## TASK STATEMENT
Report, word for word, every line of the material that contains "Production".

## DATASET CONTENT

%%

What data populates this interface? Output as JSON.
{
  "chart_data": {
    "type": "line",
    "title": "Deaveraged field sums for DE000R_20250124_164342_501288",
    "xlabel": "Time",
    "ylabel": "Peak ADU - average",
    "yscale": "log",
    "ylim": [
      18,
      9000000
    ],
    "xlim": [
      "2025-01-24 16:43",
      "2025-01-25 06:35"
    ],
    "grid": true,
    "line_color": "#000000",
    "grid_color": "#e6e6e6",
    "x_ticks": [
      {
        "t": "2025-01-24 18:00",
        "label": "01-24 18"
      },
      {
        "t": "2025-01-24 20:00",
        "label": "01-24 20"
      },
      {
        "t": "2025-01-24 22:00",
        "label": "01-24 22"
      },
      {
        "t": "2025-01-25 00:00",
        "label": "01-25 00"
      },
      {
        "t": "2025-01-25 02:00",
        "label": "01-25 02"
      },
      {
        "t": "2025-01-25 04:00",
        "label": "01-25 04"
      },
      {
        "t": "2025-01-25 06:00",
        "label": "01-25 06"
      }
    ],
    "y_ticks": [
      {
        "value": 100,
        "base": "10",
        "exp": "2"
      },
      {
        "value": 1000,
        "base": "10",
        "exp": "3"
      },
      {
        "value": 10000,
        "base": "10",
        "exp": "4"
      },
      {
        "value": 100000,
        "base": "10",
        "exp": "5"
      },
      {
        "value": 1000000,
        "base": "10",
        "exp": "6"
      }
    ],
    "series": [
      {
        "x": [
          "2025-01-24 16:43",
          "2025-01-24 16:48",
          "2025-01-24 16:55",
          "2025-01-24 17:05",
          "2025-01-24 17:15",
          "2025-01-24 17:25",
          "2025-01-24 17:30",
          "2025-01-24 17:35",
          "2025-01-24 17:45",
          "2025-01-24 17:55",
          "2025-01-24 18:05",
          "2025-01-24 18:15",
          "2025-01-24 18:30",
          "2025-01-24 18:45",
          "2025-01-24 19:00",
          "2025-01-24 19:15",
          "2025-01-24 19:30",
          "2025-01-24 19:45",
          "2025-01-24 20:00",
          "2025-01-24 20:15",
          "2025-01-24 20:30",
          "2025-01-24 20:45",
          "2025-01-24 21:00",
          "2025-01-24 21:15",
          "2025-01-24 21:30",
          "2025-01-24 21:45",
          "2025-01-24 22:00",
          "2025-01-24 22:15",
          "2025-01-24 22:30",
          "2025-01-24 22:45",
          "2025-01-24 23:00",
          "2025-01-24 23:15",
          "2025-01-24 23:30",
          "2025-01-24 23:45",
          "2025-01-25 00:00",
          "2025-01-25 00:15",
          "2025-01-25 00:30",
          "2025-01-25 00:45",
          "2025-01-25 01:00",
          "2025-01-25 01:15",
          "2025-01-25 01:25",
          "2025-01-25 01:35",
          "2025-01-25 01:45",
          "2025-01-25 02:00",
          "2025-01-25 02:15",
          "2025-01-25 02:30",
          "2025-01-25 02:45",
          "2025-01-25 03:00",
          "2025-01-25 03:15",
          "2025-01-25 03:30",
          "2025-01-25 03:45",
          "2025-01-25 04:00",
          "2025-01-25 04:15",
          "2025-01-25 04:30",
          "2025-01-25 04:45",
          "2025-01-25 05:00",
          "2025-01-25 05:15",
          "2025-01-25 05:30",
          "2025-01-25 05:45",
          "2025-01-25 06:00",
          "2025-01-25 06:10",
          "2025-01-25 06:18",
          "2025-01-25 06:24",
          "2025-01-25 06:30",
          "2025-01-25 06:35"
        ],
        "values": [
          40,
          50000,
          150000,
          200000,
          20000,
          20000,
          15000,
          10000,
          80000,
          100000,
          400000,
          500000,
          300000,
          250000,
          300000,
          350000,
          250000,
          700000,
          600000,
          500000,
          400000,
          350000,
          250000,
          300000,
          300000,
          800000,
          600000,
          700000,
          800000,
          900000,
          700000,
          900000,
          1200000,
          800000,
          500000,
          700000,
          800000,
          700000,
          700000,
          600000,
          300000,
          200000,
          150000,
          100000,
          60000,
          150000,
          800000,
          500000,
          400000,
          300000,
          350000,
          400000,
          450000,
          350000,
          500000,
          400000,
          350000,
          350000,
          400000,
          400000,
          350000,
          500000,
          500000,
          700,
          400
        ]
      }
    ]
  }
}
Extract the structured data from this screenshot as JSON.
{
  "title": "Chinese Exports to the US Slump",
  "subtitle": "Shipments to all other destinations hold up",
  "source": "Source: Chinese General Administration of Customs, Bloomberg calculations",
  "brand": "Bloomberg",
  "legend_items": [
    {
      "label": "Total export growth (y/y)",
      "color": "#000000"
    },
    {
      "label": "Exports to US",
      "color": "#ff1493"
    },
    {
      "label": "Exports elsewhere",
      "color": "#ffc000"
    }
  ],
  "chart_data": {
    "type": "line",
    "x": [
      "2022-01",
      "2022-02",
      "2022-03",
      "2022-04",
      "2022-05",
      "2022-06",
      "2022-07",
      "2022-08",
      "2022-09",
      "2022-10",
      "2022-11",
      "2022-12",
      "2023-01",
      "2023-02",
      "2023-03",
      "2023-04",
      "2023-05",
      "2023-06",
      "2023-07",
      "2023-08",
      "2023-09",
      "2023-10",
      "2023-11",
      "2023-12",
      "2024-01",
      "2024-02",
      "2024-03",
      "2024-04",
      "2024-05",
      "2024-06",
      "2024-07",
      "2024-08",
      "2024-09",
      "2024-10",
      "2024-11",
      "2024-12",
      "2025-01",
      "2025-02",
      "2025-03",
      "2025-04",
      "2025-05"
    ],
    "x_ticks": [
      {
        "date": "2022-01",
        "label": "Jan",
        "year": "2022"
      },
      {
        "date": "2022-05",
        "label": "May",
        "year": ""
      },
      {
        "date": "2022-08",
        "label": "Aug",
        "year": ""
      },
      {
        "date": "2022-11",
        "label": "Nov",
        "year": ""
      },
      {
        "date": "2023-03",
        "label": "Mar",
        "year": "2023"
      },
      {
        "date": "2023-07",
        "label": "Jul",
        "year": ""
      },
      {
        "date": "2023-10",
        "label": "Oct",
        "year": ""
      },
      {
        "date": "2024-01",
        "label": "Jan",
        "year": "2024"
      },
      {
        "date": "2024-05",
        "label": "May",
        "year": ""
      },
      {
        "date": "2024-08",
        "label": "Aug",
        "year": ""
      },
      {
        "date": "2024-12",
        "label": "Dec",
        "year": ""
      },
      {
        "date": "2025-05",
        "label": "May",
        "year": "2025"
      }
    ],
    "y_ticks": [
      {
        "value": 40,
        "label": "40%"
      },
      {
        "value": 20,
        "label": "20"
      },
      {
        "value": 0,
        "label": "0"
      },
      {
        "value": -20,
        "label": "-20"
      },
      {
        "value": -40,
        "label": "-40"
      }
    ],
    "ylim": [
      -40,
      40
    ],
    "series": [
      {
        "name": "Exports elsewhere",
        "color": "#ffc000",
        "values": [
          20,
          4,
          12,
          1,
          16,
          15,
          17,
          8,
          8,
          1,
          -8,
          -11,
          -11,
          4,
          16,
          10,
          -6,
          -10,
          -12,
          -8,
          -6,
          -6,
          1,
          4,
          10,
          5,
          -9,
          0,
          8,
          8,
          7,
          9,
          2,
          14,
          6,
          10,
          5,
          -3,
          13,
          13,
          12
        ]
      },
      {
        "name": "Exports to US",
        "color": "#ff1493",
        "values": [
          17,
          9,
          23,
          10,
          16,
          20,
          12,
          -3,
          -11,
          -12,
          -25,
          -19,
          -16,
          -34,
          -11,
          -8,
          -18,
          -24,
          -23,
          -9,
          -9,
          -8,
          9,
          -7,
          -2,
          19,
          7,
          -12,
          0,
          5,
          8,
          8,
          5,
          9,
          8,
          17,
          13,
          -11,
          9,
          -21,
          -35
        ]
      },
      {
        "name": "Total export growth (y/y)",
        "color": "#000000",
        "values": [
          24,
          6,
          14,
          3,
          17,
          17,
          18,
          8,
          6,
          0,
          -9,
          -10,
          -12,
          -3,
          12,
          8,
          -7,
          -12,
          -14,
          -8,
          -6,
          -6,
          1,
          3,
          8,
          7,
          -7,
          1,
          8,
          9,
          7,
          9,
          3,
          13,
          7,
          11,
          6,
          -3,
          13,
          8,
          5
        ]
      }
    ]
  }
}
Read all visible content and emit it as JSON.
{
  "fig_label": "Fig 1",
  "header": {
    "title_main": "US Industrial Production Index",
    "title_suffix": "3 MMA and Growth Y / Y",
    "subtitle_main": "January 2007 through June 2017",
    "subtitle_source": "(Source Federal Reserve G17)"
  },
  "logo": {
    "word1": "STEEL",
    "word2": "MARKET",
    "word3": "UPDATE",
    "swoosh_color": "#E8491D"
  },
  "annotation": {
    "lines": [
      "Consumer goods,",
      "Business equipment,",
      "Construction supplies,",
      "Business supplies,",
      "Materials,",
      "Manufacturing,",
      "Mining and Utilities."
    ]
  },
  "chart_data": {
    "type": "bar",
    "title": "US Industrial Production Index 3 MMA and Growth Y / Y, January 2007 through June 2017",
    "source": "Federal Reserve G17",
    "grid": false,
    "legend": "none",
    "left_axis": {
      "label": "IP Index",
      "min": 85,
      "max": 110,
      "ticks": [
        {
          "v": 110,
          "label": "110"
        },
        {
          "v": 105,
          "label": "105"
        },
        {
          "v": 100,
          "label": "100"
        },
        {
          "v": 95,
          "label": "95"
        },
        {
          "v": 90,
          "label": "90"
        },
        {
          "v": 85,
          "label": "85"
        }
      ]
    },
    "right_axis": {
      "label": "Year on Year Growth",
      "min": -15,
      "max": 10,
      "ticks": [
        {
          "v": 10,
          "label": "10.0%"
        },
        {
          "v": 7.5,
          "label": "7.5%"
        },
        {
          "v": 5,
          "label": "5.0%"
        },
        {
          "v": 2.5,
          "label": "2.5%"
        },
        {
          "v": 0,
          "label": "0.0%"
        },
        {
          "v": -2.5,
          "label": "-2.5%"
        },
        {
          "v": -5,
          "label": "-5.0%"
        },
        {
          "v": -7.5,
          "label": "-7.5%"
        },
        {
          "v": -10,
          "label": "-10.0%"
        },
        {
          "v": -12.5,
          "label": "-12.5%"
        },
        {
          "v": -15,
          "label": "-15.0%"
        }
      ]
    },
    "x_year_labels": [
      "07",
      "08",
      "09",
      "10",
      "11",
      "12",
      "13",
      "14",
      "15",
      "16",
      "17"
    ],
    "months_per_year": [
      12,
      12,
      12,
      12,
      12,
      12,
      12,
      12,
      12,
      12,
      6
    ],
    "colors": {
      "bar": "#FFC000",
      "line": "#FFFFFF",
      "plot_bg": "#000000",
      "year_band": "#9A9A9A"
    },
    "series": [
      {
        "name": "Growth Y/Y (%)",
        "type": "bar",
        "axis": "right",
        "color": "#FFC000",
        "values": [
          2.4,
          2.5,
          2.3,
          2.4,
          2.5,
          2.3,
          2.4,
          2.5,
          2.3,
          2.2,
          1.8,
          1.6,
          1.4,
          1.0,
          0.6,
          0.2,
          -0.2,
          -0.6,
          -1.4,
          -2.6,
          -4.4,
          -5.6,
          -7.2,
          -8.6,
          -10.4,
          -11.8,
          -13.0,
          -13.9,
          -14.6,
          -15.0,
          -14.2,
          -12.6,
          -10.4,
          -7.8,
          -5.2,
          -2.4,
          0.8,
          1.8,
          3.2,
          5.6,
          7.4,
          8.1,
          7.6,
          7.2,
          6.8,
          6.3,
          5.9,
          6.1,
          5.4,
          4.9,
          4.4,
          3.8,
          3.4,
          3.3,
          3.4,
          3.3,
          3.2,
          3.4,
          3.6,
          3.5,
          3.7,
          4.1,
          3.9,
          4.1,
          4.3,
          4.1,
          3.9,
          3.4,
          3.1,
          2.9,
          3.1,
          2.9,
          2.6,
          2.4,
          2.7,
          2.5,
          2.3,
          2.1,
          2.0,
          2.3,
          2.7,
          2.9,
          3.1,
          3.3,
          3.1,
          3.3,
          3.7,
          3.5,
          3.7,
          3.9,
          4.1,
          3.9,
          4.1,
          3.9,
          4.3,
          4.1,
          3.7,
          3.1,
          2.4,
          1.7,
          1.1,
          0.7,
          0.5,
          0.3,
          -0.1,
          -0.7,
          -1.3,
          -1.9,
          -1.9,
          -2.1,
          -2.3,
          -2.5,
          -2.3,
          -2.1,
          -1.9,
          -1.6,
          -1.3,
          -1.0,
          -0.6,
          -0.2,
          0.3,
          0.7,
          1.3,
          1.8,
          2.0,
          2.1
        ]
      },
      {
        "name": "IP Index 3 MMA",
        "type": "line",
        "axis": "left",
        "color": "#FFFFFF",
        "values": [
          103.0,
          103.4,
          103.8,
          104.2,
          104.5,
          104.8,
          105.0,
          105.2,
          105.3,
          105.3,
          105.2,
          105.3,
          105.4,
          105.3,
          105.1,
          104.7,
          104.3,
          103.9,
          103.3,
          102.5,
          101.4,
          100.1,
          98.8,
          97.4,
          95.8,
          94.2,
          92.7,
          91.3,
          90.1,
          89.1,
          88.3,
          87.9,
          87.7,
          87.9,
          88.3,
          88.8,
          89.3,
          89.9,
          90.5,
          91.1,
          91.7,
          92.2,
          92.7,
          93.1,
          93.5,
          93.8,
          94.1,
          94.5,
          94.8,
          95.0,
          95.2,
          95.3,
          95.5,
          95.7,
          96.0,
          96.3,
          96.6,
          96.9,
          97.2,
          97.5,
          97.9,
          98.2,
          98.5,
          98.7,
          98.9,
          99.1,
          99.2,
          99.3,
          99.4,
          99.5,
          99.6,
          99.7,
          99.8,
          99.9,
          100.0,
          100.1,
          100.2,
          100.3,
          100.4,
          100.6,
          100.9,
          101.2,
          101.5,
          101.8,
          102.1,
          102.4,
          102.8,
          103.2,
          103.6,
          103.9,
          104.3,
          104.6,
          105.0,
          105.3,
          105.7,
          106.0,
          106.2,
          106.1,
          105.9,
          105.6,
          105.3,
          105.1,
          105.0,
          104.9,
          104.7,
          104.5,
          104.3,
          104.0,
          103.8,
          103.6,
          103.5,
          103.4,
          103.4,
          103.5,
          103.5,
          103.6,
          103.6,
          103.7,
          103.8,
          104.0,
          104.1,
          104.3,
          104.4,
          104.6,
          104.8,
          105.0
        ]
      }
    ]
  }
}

%%

## RESPONSE FOR THIS EXERCISE
    "title_main": "US Industrial Production Index",
    "title": "US Industrial Production Index 3 MMA and Growth Y / Y, January 2007 through June 2017",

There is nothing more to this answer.